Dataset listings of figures
━━━━━━━━━━━━━━━━━━━━
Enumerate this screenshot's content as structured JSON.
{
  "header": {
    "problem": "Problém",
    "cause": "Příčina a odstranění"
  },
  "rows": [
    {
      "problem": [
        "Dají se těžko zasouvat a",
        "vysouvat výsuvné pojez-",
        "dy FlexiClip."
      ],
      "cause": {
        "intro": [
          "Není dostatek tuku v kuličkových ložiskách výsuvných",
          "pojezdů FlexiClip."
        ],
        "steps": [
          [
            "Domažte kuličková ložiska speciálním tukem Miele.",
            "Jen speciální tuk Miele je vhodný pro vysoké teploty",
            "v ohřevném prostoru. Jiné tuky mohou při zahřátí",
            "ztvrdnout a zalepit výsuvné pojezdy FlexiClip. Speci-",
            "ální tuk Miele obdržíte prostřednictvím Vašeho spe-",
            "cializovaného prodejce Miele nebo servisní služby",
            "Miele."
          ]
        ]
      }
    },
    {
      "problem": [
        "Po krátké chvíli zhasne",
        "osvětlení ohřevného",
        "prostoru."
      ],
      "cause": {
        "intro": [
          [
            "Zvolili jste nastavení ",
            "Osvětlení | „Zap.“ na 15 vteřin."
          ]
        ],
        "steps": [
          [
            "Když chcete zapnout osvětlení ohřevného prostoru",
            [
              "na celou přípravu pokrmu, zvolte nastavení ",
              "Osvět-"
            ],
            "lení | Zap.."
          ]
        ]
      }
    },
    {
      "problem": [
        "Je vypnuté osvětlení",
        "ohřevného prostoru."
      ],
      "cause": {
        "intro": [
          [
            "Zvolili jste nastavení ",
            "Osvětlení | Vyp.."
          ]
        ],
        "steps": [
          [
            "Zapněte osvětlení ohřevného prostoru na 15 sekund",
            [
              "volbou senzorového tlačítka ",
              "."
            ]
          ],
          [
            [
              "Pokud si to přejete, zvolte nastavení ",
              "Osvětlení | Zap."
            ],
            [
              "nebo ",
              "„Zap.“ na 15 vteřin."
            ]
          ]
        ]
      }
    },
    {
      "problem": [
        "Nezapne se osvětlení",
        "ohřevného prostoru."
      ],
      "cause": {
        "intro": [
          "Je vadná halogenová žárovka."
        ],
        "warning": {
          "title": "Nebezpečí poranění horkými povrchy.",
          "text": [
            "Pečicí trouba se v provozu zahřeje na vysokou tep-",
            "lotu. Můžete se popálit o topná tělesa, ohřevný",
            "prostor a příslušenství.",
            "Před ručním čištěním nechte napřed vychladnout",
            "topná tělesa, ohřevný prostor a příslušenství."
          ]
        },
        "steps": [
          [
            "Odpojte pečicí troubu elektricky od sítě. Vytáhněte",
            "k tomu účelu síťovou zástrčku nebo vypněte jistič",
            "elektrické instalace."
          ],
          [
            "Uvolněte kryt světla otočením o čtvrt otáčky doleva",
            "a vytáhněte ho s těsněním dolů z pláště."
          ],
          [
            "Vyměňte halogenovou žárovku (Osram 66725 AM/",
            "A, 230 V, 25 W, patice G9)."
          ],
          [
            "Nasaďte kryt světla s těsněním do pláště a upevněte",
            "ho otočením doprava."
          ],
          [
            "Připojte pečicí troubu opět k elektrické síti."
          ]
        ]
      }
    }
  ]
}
━━━━━━━━━━━━━━━━━━━━
[What this task involves]:
Your task is to repeat each line of the material exactly.

[Task answer]:
Enumerate this screenshot's content as structured JSON.
{
  "header": {
    "problem": "Problém",
    "cause": "Příčina a odstranění"
  },
  "rows": [
    {
      "problem": [
        "Dají se těžko zasouvat a",
        "vysouvat výsuvné pojez-",
        "dy FlexiClip."
      ],
      "cause": {
        "intro": [
          "Není dostatek tuku v kuličkových ložiskách výsuvných",
          "pojezdů FlexiClip."
        ],
        "steps": [
          [
            "Domažte kuličková ložiska speciálním tukem Miele.",
            "Jen speciální tuk Miele je vhodný pro vysoké teploty",
            "v ohřevném prostoru. Jiné tuky mohou při zahřátí",
            "ztvrdnout a zalepit výsuvné pojezdy FlexiClip. Speci-",
            "ální tuk Miele obdržíte prostřednictvím Vašeho spe-",
            "cializovaného prodejce Miele nebo servisní služby",
            "Miele."
          ]
        ]
      }
    },
    {
      "problem": [
        "Po krátké chvíli zhasne",
        "osvětlení ohřevného",
        "prostoru."
      ],
      "cause": {
        "intro": [
          [
            "Zvolili jste nastavení ",
            "Osvětlení | „Zap.“ na 15 vteřin."
          ]
        ],
        "steps": [
          [
            "Když chcete zapnout osvětlení ohřevného prostoru",
            [
              "na celou přípravu pokrmu, zvolte nastavení ",
              "Osvět-"
            ],
            "lení | Zap.."
          ]
        ]
      }
    },
    {
      "problem": [
        "Je vypnuté osvětlení",
        "ohřevného prostoru."
      ],
      "cause": {
        "intro": [
          [
            "Zvolili jste nastavení ",
            "Osvětlení | Vyp.."
          ]
        ],
        "steps": [
          [
            "Zapněte osvětlení ohřevného prostoru na 15 sekund",
            [
              "volbou senzorového tlačítka ",
              "."
            ]
          ],
          [
            [
              "Pokud si to přejete, zvolte nastavení ",
              "Osvětlení | Zap."
            ],
            [
              "nebo ",
              "„Zap.“ na 15 vteřin."
            ]
          ]
        ]
      }
    },
    {
      "problem": [
        "Nezapne se osvětlení",
        "ohřevného prostoru."
      ],
      "cause": {
        "intro": [
          "Je vadná halogenová žárovka."
        ],
        "warning": {
          "title": "Nebezpečí poranění horkými povrchy.",
          "text": [
            "Pečicí trouba se v provozu zahřeje na vysokou tep-",
            "lotu. Můžete se popálit o topná tělesa, ohřevný",
            "prostor a příslušenství.",
            "Před ručním čištěním nechte napřed vychladnout",
            "topná tělesa, ohřevný prostor a příslušenství."
          ]
        },
        "steps": [
          [
            "Odpojte pečicí troubu elektricky od sítě. Vytáhněte",
            "k tomu účelu síťovou zástrčku nebo vypněte jistič",
            "elektrické instalace."
          ],
          [
            "Uvolněte kryt světla otočením o čtvrt otáčky doleva",
            "a vytáhněte ho s těsněním dolů z pláště."
          ],
          [
            "Vyměňte halogenovou žárovku (Osram 66725 AM/",
            "A, 230 V, 25 W, patice G9)."
          ],
          [
            "Nasaďte kryt světla s těsněním do pláště a upevněte",
            "ho otočením doprava."
          ],
          [
            "Připojte pečicí troubu opět k elektrické síti."
          ]
        ]
      }
    }
  ]
}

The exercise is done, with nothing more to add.